YOUR INSTRUCTIONS
Exactly reproduce each line of the listing that follows.

>> Start RECORDS PROVIDED

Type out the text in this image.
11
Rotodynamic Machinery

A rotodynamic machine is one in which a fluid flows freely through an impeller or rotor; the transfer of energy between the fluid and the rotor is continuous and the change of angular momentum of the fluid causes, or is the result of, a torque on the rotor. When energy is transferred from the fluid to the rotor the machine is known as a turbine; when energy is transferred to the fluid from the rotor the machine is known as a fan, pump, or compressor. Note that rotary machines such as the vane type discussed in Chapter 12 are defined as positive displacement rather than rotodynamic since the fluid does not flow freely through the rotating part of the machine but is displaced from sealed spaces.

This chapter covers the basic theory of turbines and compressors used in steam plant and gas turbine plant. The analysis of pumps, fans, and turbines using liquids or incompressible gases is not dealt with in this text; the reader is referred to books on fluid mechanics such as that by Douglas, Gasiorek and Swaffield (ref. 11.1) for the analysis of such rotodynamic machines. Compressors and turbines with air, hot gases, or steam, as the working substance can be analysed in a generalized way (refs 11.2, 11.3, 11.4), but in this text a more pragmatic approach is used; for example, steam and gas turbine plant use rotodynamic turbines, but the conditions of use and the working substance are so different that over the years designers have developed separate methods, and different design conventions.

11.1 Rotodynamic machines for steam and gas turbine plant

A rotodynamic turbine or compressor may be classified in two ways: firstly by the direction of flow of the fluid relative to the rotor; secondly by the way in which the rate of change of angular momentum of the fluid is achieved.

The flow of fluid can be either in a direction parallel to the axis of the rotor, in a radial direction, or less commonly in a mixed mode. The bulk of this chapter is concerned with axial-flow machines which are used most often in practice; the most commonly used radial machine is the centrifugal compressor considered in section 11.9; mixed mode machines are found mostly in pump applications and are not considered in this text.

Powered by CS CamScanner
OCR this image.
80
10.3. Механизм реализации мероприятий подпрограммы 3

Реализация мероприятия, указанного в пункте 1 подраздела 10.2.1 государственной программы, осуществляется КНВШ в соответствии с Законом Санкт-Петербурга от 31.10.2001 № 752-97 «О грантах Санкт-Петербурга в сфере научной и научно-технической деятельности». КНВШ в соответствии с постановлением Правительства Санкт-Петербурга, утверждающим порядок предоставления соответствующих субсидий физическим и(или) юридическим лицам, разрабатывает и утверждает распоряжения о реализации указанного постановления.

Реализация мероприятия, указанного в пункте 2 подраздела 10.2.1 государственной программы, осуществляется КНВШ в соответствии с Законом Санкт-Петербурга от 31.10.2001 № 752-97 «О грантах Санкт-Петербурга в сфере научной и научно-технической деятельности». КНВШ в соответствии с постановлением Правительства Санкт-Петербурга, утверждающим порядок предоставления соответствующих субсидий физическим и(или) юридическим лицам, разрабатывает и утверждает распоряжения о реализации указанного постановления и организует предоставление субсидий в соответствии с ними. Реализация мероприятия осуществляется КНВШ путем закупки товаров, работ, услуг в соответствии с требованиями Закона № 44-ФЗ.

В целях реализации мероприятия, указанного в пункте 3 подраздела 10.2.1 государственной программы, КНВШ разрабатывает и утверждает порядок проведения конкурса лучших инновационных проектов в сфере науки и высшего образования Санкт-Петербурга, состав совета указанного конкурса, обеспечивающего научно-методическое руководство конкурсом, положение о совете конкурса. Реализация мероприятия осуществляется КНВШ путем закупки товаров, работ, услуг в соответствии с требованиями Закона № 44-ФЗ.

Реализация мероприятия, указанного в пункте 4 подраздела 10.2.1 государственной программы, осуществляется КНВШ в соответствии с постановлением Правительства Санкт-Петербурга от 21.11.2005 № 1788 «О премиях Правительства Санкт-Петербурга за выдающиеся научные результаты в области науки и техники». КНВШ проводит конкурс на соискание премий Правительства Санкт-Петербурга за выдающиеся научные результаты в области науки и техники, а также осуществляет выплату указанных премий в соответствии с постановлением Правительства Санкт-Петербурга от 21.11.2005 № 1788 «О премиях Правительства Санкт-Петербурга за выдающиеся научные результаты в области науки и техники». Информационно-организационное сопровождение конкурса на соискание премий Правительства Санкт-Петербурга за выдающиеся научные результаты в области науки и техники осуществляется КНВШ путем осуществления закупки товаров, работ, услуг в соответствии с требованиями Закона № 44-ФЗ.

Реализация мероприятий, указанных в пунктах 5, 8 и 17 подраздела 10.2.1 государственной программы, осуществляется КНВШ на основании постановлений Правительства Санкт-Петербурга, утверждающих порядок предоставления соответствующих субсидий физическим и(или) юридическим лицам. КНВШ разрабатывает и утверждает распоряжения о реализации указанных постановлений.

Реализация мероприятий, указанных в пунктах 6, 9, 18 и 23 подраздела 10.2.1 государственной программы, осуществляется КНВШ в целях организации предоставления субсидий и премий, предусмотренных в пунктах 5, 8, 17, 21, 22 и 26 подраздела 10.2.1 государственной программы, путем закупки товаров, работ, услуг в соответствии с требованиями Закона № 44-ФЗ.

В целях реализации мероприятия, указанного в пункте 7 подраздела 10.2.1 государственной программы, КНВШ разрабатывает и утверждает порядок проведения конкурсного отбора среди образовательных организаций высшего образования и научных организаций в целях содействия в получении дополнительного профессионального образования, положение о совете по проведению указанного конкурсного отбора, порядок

>> End RECORDS PROVIDED

SOLUTION TO THIS PROBLEM
Type out the text in this image.
11
Rotodynamic Machinery

A rotodynamic machine is one in which a fluid flows freely through an impeller or rotor; the transfer of energy between the fluid and the rotor is continuous and the change of angular momentum of the fluid causes, or is the result of, a torque on the rotor. When energy is transferred from the fluid to the rotor the machine is known as a turbine; when energy is transferred to the fluid from the rotor the machine is known as a fan, pump, or compressor. Note that rotary machines such as the vane type discussed in Chapter 12 are defined as positive displacement rather than rotodynamic since the fluid does not flow freely through the rotating part of the machine but is displaced from sealed spaces.

This chapter covers the basic theory of turbines and compressors used in steam plant and gas turbine plant. The analysis of pumps, fans, and turbines using liquids or incompressible gases is not dealt with in this text; the reader is referred to books on fluid mechanics such as that by Douglas, Gasiorek and Swaffield (ref. 11.1) for the analysis of such rotodynamic machines. Compressors and turbines with air, hot gases, or steam, as the working substance can be analysed in a generalized way (refs 11.2, 11.3, 11.4), but in this text a more pragmatic approach is used; for example, steam and gas turbine plant use rotodynamic turbines, but the conditions of use and the working substance are so different that over the years designers have developed separate methods, and different design conventions.

11.1 Rotodynamic machines for steam and gas turbine plant

A rotodynamic turbine or compressor may be classified in two ways: firstly by the direction of flow of the fluid relative to the rotor; secondly by the way in which the rate of change of angular momentum of the fluid is achieved.

The flow of fluid can be either in a direction parallel to the axis of the rotor, in a radial direction, or less commonly in a mixed mode. The bulk of this chapter is concerned with axial-flow machines which are used most often in practice; the most commonly used radial machine is the centrifugal compressor considered in section 11.9; mixed mode machines are found mostly in pump applications and are not considered in this text.

Powered by CS CamScanner
OCR this image.
80
10.3. Механизм реализации мероприятий подпрограммы 3

Реализация мероприятия, указанного в пункте 1 подраздела 10.2.1 государственной программы, осуществляется КНВШ в соответствии с Законом Санкт-Петербурга от 31.10.2001 № 752-97 «О грантах Санкт-Петербурга в сфере научной и научно-технической деятельности». КНВШ в соответствии с постановлением Правительства Санкт-Петербурга, утверждающим порядок предоставления соответствующих субсидий физическим и(или) юридическим лицам, разрабатывает и утверждает распоряжения о реализации указанного постановления.

Реализация мероприятия, указанного в пункте 2 подраздела 10.2.1 государственной программы, осуществляется КНВШ в соответствии с Законом Санкт-Петербурга от 31.10.2001 № 752-97 «О грантах Санкт-Петербурга в сфере научной и научно-технической деятельности». КНВШ в соответствии с постановлением Правительства Санкт-Петербурга, утверждающим порядок предоставления соответствующих субсидий физическим и(или) юридическим лицам, разрабатывает и утверждает распоряжения о реализации указанного постановления и организует предоставление субсидий в соответствии с ними. Реализация мероприятия осуществляется КНВШ путем закупки товаров, работ, услуг в соответствии с требованиями Закона № 44-ФЗ.

В целях реализации мероприятия, указанного в пункте 3 подраздела 10.2.1 государственной программы, КНВШ разрабатывает и утверждает порядок проведения конкурса лучших инновационных проектов в сфере науки и высшего образования Санкт-Петербурга, состав совета указанного конкурса, обеспечивающего научно-методическое руководство конкурсом, положение о совете конкурса. Реализация мероприятия осуществляется КНВШ путем закупки товаров, работ, услуг в соответствии с требованиями Закона № 44-ФЗ.

Реализация мероприятия, указанного в пункте 4 подраздела 10.2.1 государственной программы, осуществляется КНВШ в соответствии с постановлением Правительства Санкт-Петербурга от 21.11.2005 № 1788 «О премиях Правительства Санкт-Петербурга за выдающиеся научные результаты в области науки и техники». КНВШ проводит конкурс на соискание премий Правительства Санкт-Петербурга за выдающиеся научные результаты в области науки и техники, а также осуществляет выплату указанных премий в соответствии с постановлением Правительства Санкт-Петербурга от 21.11.2005 № 1788 «О премиях Правительства Санкт-Петербурга за выдающиеся научные результаты в области науки и техники». Информационно-организационное сопровождение конкурса на соискание премий Правительства Санкт-Петербурга за выдающиеся научные результаты в области науки и техники осуществляется КНВШ путем осуществления закупки товаров, работ, услуг в соответствии с требованиями Закона № 44-ФЗ.

Реализация мероприятий, указанных в пунктах 5, 8 и 17 подраздела 10.2.1 государственной программы, осуществляется КНВШ на основании постановлений Правительства Санкт-Петербурга, утверждающих порядок предоставления соответствующих субсидий физическим и(или) юридическим лицам. КНВШ разрабатывает и утверждает распоряжения о реализации указанных постановлений.

Реализация мероприятий, указанных в пунктах 6, 9, 18 и 23 подраздела 10.2.1 государственной программы, осуществляется КНВШ в целях организации предоставления субсидий и премий, предусмотренных в пунктах 5, 8, 17, 21, 22 и 26 подраздела 10.2.1 государственной программы, путем закупки товаров, работ, услуг в соответствии с требованиями Закона № 44-ФЗ.

В целях реализации мероприятия, указанного в пункте 7 подраздела 10.2.1 государственной программы, КНВШ разрабатывает и утверждает порядок проведения конкурсного отбора среди образовательных организаций высшего образования и научных организаций в целях содействия в получении дополнительного профессионального образования, положение о совете по проведению указанного конкурсного отбора, порядок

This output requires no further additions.